**PROBLEM TO SOLVE**.
Render every line of the records below as a JSON list of strings, one string per line and no blank lines. Leave the pictures out.
— begin SUPPLIED ENTRIES —
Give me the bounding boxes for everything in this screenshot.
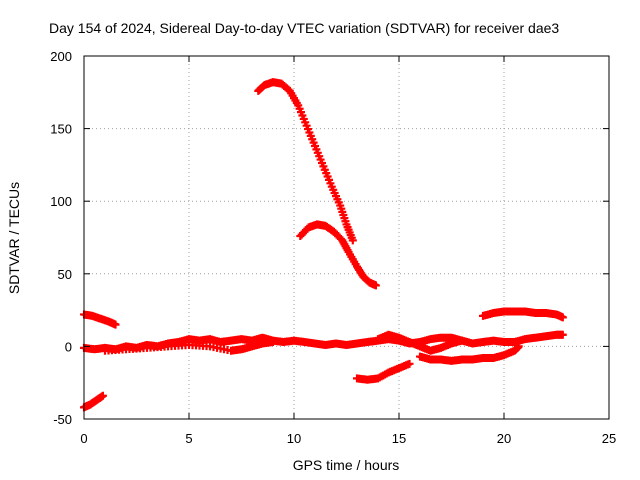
data-point bbox=[111, 320, 120, 329]
y-axis-label: SDTVAR / TECUs bbox=[6, 182, 22, 294]
series-arc-7 bbox=[353, 359, 414, 384]
series-arc-1 bbox=[254, 78, 357, 245]
x-tick-label: 5 bbox=[185, 431, 192, 446]
data-point bbox=[269, 338, 277, 347]
x-tick-label: 10 bbox=[287, 431, 301, 446]
axis-ticks bbox=[83, 55, 610, 420]
grid-lines bbox=[84, 56, 609, 419]
y-tick-label: 50 bbox=[58, 267, 72, 282]
data-point bbox=[371, 281, 380, 290]
data-point bbox=[98, 391, 107, 400]
y-tick-label: 200 bbox=[50, 49, 72, 64]
series-arc-6 bbox=[101, 338, 277, 355]
y-tick-label: -50 bbox=[53, 412, 72, 427]
series-arc-10 bbox=[374, 330, 466, 355]
y-tick-label: 150 bbox=[50, 122, 72, 137]
series-arc-3 bbox=[80, 310, 120, 329]
x-tick-labels: 0 5 10 15 20 25 bbox=[80, 431, 616, 446]
x-tick-label: 25 bbox=[602, 431, 616, 446]
data-point bbox=[558, 330, 567, 339]
data-point bbox=[348, 236, 357, 245]
data-points bbox=[80, 78, 567, 412]
x-tick-label: 15 bbox=[392, 431, 406, 446]
data-point bbox=[514, 342, 523, 351]
data-point bbox=[458, 336, 466, 345]
series-arc-8 bbox=[416, 342, 523, 365]
y-tick-label: 100 bbox=[50, 194, 72, 209]
series-arc-2 bbox=[296, 220, 380, 290]
plot-frame bbox=[83, 55, 610, 420]
data-point bbox=[405, 359, 414, 368]
x-axis-label: GPS time / hours bbox=[293, 457, 400, 473]
series-arc-9 bbox=[479, 307, 567, 322]
x-tick-label: 0 bbox=[80, 431, 87, 446]
chart-title: Day 154 of 2024, Sidereal Day-to-day VTE… bbox=[49, 20, 559, 36]
data-point bbox=[558, 313, 567, 322]
x-tick-label: 20 bbox=[497, 431, 511, 446]
y-tick-label: 0 bbox=[65, 339, 72, 354]
y-tick-labels: -50 0 50 100 150 200 bbox=[50, 49, 72, 427]
series-arc-4 bbox=[80, 391, 107, 412]
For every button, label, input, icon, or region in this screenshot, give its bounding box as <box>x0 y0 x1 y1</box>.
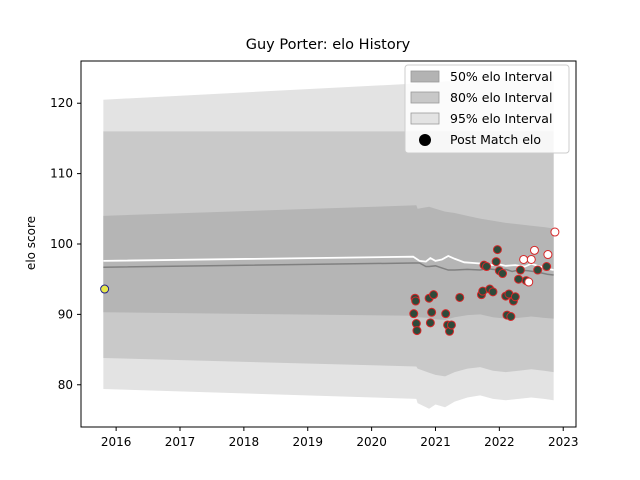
post-match-point <box>446 320 456 330</box>
y-tick-label: 110 <box>50 167 73 181</box>
post-match-point <box>533 265 543 275</box>
legend-label: Post Match elo <box>450 132 541 147</box>
post-match-point <box>409 309 419 319</box>
post-match-point <box>482 262 492 272</box>
post-match-point <box>427 307 437 317</box>
post-match-point <box>550 227 560 237</box>
mean-elo-line <box>103 254 554 271</box>
post-match-point <box>543 250 553 260</box>
x-tick-label: 2019 <box>292 435 323 449</box>
x-tick-label: 2016 <box>101 435 132 449</box>
legend-swatch <box>410 112 440 125</box>
x-tick-label: 2023 <box>548 435 579 449</box>
post-match-point <box>529 245 539 255</box>
post-match-point <box>506 312 516 321</box>
post-match-point <box>542 262 552 272</box>
post-match-point <box>514 274 524 284</box>
y-tick-label: 80 <box>58 378 73 392</box>
post-match-point <box>510 292 520 302</box>
post-match-point <box>100 284 110 294</box>
x-tick-label: 2017 <box>165 435 196 449</box>
x-tick-label: 2022 <box>484 435 515 449</box>
y-tick-label: 120 <box>50 96 73 110</box>
y-tick-label: 90 <box>58 307 73 321</box>
post-match-point <box>429 290 439 300</box>
axes: 2016 2017 2018 2019 2020 2021 2022 2023 80 90 100 1… <box>50 60 579 449</box>
plot-area <box>100 75 560 409</box>
post-match-point <box>491 257 501 267</box>
post-match-point <box>526 254 536 264</box>
post-match-point <box>412 326 422 336</box>
band-50-interval <box>103 205 554 321</box>
legend-marker <box>419 134 431 146</box>
post-match-point <box>519 254 529 264</box>
x-tick-label: 2020 <box>356 435 387 449</box>
post-match-point <box>515 265 525 275</box>
legend-box <box>404 64 570 154</box>
legend-swatch <box>410 91 440 104</box>
legend-swatch <box>410 70 440 83</box>
chart-title: Guy Porter: elo History <box>246 37 411 53</box>
legend-label: 95% elo Interval <box>450 111 552 126</box>
post-match-point <box>524 277 534 287</box>
median-elo-line <box>103 262 554 276</box>
y-tick-label: 100 <box>50 237 73 251</box>
post-match-point <box>411 296 421 306</box>
x-tick-label: 2021 <box>420 435 451 449</box>
post-match-point <box>498 269 508 279</box>
post-match-point <box>492 245 502 255</box>
post-match-point <box>488 287 498 297</box>
y-axis-title: elo score <box>24 216 38 270</box>
post-match-point <box>425 318 435 328</box>
post-match-point <box>441 309 451 319</box>
legend-label: 50% elo Interval <box>450 69 552 84</box>
x-tick-label: 2018 <box>229 435 260 449</box>
post-match-point <box>455 292 465 302</box>
legend: 50% elo Interval 80% elo Interval 95% elo … <box>404 64 570 154</box>
legend-label: 80% elo Interval <box>450 90 552 105</box>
— end SUPPLIED ENTRIES —
**FINISHED EXERCISE**.
[
  "Give me the bounding boxes for everything in this screenshot.",
  "data-point bbox=[111, 320, 120, 329]",
  "y-axis-label: SDTVAR / TECUs bbox=[6, 182, 22, 294]",
  "series-arc-7 bbox=[353, 359, 414, 384]",
  "series-arc-1 bbox=[254, 78, 357, 245]",
  "x-tick-label: 5 bbox=[185, 431, 192, 446]",
  "data-point bbox=[269, 338, 277, 347]",
  "x-tick-label: 10 bbox=[287, 431, 301, 446]",
  "axis-ticks bbox=[83, 55, 610, 420]",
  "grid-lines bbox=[84, 56, 609, 419]",
  "y-tick-label: 50 bbox=[58, 267, 72, 282]",
  "data-point bbox=[371, 281, 380, 290]",
  "data-point bbox=[98, 391, 107, 400]",
  "y-tick-label: 200 bbox=[50, 49, 72, 64]",
  "series-arc-6 bbox=[101, 338, 277, 355]",
  "y-tick-label: -50 bbox=[53, 412, 72, 427]",
  "series-arc-10 bbox=[374, 330, 466, 355]",
  "y-tick-label: 150 bbox=[50, 122, 72, 137]",
  "series-arc-3 bbox=[80, 310, 120, 329]",
  "x-tick-labels: 0 5 10 15 20 25 bbox=[80, 431, 616, 446]",
  "x-tick-label: 25 bbox=[602, 431, 616, 446]",
  "data-point bbox=[558, 330, 567, 339]",
  "data-point bbox=[348, 236, 357, 245]",
  "data-points bbox=[80, 78, 567, 412]",
  "x-tick-label: 15 bbox=[392, 431, 406, 446]",
  "data-point bbox=[514, 342, 523, 351]",
  "data-point bbox=[458, 336, 466, 345]",
  "series-arc-8 bbox=[416, 342, 523, 365]",
  "y-tick-label: 100 bbox=[50, 194, 72, 209]",
  "series-arc-2 bbox=[296, 220, 380, 290]",
  "plot-frame bbox=[83, 55, 610, 420]",
  "data-point bbox=[405, 359, 414, 368]",
  "x-axis-label: GPS time / hours bbox=[293, 457, 400, 473]",
  "series-arc-9 bbox=[479, 307, 567, 322]",
  "x-tick-label: 0 bbox=[80, 431, 87, 446]",
  "chart-title: Day 154 of 2024, Sidereal Day-to-day VTE… bbox=[49, 20, 559, 36]",
  "data-point bbox=[558, 313, 567, 322]",
  "x-tick-label: 20 bbox=[497, 431, 511, 446]",
  "y-tick-label: 0 bbox=[65, 339, 72, 354]",
  "y-tick-labels: -50 0 50 100 150 200 bbox=[50, 49, 72, 427]",
  "series-arc-4 bbox=[80, 391, 107, 412]",
  "For every button, label, input, icon, or region in this screenshot, give its bounding box as <box>x0 y0 x1 y1</box>.",
  "post-match-point <box>446 320 456 330</box>",
  "y-tick-label: 110 <box>50 167 73 181</box>",
  "post-match-point <box>533 265 543 275</box>",
  "legend-label: Post Match elo <box>450 132 541 147</box>",
  "post-match-point <box>409 309 419 319</box>",
  "post-match-point <box>482 262 492 272</box>",
  "post-match-point <box>427 307 437 317</box>",
  "post-match-point <box>550 227 560 237</box>",
  "mean-elo-line <box>103 254 554 271</box>",
  "post-match-point <box>543 250 553 260</box>",
  "x-tick-label: 2019 <box>292 435 323 449</box>",
  "x-tick-label: 2016 <box>101 435 132 449</box>",
  "legend-swatch <box>410 112 440 125</box>",
  "x-tick-label: 2023 <box>548 435 579 449</box>",
  "post-match-point <box>529 245 539 255</box>",
  "post-match-point <box>506 312 516 321</box>",
  "post-match-point <box>542 262 552 272</box>",
  "post-match-point <box>514 274 524 284</box>",
  "y-tick-label: 80 <box>58 378 73 392</box>",
  "post-match-point <box>510 292 520 302</box>",
  "post-match-point <box>100 284 110 294</box>",
  "x-tick-label: 2017 <box>165 435 196 449</box>",
  "x-tick-label: 2022 <box>484 435 515 449</box>",
  "y-tick-label: 120 <box>50 96 73 110</box>",
  "y-tick-label: 90 <box>58 307 73 321</box>",
  "post-match-point <box>429 290 439 300</box>",
  "axes: 2016 2017 2018 2019 2020 2021 2022 2023 80 90 100 1… <box>50 60 579 449</box>",
  "plot-area <box>100 75 560 409</box>",
  "post-match-point <box>491 257 501 267</box>",
  "post-match-point <box>526 254 536 264</box>",
  "post-match-point <box>412 326 422 336</box>",
  "band-50-interval <box>103 205 554 321</box>",
  "legend-marker <box>419 134 431 146</box>",
  "post-match-point <box>519 254 529 264</box>",
  "x-tick-label: 2020 <box>356 435 387 449</box>",
  "post-match-point <box>515 265 525 275</box>",
  "legend-box <box>404 64 570 154</box>",
  "legend-swatch <box>410 91 440 104</box>",
  "legend-swatch <box>410 70 440 83</box>",
  "chart-title: Guy Porter: elo History <box>246 37 411 53</box>",
  "legend-label: 95% elo Interval <box>450 111 552 126</box>",
  "post-match-point <box>524 277 534 287</box>",
  "median-elo-line <box>103 262 554 276</box>",
  "y-tick-label: 100 <box>50 237 73 251</box>",
  "post-match-point <box>411 296 421 306</box>",
  "x-tick-label: 2021 <box>420 435 451 449</box>",
  "post-match-point <box>498 269 508 279</box>",
  "post-match-point <box>492 245 502 255</box>",
  "post-match-point <box>488 287 498 297</box>",
  "y-axis-title: elo score <box>24 216 38 270</box>",
  "post-match-point <box>425 318 435 328</box>",
  "post-match-point <box>441 309 451 319</box>",
  "legend-label: 50% elo Interval <box>450 69 552 84</box>",
  "x-tick-label: 2018 <box>229 435 260 449</box>",
  "post-match-point <box>455 292 465 302</box>",
  "legend: 50% elo Interval 80% elo Interval 95% elo … <box>404 64 570 154</box>",
  "legend-label: 80% elo Interval <box>450 90 552 105</box>"
]